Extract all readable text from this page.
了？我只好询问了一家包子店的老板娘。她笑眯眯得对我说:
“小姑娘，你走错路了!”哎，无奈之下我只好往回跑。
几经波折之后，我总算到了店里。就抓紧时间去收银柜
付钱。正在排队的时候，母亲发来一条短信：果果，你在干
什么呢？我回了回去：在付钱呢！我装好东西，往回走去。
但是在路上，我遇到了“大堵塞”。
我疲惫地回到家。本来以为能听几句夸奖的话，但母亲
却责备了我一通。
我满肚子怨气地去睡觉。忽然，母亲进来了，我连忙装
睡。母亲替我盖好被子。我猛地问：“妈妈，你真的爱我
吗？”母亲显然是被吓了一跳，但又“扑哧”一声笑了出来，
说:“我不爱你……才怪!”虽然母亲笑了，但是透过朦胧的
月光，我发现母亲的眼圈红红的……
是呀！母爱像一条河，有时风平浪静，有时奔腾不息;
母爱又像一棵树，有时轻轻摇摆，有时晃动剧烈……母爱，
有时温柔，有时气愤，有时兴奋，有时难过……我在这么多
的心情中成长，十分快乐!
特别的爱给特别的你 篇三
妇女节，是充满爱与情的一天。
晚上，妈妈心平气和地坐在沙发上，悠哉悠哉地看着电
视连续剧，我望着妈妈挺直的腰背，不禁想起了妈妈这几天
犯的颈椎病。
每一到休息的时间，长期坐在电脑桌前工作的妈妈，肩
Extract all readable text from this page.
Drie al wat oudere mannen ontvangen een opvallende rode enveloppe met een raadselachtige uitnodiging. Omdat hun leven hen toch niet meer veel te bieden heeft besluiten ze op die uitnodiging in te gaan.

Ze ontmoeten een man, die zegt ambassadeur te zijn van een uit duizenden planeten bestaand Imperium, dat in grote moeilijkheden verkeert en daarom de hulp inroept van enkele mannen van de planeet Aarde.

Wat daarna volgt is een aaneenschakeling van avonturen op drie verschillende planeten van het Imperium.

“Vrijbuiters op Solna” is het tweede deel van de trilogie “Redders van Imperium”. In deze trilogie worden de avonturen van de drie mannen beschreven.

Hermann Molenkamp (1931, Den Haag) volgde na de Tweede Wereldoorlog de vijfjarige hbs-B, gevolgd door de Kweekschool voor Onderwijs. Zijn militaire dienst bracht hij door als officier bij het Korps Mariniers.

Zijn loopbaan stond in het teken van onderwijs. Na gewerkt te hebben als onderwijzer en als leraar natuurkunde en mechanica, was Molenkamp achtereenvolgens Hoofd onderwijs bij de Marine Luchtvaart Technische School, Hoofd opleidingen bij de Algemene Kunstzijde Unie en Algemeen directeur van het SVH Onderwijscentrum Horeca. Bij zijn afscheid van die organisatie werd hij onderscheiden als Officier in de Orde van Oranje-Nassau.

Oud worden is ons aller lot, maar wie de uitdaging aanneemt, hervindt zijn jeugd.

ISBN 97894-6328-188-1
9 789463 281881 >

• **Written request**
Pick out each line above that includes "Molenkamp" and show it.

• **Response below**
Hermann Molenkamp (1931, Den Haag) volgde na de Tweede Wereldoorlog de vijfjarige hbs-B, gevolgd door de Kweekschool voor Onderwijs. Zijn militaire dienst bracht hij door als officier bij het Korps Mariniers.
Zijn loopbaan stond in het teken van onderwijs. Na gewerkt te hebben als onderwijzer en als leraar natuurkunde en mechanica, was Molenkamp achtereenvolgens Hoofd onderwijs bij de Marine Luchtvaart Technische School, Hoofd opleidingen bij de Algemene Kunstzijde Unie en Algemeen directeur van het SVH Onderwijscentrum Horeca. Bij zijn afscheid van die organisatie werd hij onderscheiden als Officier in de Orde van Oranje-Nassau.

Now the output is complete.